* Written request:
In the data, extract each line that holds the string "into".
++++
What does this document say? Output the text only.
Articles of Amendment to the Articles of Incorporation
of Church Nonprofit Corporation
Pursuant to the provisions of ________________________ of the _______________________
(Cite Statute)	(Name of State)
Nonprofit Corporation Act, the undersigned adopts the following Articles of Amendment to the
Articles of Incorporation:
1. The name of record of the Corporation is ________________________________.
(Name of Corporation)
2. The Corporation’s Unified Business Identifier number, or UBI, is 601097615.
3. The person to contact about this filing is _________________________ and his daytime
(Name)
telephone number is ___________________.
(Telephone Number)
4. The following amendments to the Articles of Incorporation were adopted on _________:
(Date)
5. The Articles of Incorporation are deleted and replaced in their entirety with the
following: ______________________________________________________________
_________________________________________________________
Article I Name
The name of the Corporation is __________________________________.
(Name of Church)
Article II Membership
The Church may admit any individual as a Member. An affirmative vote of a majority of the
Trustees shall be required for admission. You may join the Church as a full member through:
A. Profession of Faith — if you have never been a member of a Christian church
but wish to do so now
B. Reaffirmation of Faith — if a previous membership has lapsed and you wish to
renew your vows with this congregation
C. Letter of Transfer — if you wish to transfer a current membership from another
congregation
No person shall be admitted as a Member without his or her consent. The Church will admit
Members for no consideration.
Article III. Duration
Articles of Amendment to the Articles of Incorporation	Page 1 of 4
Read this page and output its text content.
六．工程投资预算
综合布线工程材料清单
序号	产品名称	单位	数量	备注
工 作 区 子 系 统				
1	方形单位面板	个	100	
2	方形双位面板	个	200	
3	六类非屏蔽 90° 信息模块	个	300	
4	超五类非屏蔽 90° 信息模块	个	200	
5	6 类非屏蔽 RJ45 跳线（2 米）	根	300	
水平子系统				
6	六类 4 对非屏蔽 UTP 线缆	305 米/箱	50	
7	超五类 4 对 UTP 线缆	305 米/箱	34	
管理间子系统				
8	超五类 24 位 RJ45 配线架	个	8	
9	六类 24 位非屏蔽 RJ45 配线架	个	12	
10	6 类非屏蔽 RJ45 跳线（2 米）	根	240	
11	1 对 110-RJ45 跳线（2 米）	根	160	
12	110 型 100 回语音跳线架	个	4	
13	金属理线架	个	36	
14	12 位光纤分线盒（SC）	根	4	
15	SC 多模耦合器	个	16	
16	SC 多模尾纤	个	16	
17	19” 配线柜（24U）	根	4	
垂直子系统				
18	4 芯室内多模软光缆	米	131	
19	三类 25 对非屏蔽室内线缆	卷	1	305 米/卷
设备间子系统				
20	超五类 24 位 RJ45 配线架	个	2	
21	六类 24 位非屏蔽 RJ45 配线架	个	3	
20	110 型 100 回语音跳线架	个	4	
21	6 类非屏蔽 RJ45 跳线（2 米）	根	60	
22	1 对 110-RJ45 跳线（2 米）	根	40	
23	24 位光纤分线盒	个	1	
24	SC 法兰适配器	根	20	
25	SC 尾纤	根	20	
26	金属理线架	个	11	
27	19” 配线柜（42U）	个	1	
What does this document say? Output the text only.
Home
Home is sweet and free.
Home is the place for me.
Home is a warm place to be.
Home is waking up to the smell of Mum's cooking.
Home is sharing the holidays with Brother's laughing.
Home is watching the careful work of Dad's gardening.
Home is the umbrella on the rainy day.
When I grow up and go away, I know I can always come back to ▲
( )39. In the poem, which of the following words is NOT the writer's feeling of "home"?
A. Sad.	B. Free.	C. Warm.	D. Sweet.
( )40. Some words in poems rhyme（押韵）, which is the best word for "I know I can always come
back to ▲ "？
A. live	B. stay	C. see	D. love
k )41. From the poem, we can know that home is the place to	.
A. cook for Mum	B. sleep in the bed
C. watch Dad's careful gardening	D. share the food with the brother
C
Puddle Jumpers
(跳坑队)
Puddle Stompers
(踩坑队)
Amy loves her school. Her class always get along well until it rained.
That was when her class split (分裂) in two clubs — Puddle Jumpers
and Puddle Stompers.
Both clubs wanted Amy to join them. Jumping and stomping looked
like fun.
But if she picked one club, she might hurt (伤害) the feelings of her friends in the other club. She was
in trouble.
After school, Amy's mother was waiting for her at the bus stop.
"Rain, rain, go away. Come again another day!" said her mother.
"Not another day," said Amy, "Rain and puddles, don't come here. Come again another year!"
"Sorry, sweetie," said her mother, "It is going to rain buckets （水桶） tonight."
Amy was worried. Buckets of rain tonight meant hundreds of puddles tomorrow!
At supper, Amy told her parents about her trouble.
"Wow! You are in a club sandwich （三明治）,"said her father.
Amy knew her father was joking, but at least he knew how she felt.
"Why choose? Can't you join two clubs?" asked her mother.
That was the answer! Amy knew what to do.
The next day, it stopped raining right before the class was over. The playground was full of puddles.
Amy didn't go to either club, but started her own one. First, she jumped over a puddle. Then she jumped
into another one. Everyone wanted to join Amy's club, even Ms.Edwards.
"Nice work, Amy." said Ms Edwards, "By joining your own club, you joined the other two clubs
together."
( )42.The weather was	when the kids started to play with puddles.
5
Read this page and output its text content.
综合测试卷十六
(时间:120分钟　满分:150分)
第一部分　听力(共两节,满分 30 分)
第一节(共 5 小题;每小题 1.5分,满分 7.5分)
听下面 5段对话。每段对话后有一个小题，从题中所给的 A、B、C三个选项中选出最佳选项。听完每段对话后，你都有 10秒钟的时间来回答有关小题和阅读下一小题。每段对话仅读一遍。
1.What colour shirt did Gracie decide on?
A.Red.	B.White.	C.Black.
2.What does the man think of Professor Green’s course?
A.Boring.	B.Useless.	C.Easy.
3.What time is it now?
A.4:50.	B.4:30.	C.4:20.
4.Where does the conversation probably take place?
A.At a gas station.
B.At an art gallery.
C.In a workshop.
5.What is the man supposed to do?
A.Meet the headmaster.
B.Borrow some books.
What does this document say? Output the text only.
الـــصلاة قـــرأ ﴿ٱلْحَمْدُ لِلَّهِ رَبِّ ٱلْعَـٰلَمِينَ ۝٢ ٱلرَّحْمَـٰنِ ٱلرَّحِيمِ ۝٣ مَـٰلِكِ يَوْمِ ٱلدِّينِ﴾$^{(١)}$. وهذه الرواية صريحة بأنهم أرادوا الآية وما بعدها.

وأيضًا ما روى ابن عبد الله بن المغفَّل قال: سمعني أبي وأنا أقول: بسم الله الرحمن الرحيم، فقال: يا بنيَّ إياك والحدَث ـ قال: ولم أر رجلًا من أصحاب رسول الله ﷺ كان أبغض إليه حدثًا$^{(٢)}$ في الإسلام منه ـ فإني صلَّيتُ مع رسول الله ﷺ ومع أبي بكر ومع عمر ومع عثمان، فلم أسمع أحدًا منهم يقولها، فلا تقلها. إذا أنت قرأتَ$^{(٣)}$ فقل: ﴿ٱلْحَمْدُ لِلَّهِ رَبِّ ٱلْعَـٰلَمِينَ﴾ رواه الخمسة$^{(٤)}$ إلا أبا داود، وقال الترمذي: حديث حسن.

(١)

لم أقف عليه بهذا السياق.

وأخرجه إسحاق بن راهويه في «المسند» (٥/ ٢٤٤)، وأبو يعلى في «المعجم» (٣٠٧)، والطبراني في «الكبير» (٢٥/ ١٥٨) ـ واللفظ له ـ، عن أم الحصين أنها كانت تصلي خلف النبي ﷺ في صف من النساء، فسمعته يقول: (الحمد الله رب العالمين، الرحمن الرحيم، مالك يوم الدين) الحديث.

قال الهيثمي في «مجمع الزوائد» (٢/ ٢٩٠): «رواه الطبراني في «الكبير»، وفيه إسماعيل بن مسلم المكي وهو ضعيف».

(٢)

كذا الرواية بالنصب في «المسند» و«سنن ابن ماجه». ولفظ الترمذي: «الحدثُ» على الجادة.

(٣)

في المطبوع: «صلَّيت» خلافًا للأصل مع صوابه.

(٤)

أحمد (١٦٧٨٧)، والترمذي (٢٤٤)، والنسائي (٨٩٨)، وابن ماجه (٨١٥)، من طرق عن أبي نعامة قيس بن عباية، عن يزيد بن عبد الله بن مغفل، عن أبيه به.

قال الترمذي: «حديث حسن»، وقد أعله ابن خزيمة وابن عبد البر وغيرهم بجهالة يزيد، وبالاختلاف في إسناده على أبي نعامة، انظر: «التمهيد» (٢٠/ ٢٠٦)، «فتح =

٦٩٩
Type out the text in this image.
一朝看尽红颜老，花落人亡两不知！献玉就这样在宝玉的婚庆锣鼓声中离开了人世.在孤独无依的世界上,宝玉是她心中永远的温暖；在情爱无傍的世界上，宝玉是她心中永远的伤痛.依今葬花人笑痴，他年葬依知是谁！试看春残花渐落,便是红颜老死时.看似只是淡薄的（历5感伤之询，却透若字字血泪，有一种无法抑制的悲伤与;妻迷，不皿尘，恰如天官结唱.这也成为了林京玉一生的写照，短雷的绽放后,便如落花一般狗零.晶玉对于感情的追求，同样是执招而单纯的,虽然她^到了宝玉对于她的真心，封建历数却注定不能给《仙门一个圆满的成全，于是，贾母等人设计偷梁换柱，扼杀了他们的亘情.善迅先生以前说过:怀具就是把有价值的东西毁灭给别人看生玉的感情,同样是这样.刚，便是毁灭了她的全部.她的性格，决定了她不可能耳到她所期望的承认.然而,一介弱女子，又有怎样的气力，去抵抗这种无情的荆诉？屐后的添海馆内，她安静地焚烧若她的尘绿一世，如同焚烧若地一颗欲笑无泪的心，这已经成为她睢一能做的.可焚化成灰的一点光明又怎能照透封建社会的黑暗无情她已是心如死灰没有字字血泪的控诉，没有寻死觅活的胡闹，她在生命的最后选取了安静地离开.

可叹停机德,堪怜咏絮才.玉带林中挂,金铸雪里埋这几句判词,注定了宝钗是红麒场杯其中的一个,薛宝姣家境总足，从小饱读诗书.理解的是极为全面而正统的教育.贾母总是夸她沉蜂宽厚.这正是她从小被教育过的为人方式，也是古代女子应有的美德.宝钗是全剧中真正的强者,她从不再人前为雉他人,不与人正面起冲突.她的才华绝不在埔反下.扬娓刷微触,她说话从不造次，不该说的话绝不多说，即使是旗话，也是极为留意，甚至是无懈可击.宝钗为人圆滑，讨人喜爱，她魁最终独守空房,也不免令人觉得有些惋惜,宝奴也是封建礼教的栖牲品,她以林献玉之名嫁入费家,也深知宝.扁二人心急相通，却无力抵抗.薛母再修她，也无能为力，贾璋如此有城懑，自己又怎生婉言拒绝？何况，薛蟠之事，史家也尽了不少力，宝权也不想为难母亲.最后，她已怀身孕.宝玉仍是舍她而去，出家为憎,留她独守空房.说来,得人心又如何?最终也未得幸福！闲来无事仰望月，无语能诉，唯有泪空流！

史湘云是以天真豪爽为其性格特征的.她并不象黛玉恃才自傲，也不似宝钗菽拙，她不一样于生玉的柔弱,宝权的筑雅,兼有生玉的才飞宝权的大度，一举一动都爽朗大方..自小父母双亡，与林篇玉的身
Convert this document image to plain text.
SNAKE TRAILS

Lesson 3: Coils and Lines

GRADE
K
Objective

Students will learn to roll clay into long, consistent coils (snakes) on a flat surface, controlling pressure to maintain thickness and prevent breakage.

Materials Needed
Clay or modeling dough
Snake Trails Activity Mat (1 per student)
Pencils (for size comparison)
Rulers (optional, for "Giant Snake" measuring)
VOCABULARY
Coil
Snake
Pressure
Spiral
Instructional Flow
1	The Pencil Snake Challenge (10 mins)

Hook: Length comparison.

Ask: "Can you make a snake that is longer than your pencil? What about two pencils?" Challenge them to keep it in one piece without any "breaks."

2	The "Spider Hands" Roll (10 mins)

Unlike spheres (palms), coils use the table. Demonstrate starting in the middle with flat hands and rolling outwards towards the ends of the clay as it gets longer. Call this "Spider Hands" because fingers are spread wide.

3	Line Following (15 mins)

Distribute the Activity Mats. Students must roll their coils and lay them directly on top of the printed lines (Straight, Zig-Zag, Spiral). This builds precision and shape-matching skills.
++++
* Solution to this exercise:
into another one. Everyone wanted to join Amy's club, even Ms.Edwards.
Students will learn to roll clay into long, consistent coils (snakes) on a flat surface, controlling pressure to maintain thickness and prevent breakage.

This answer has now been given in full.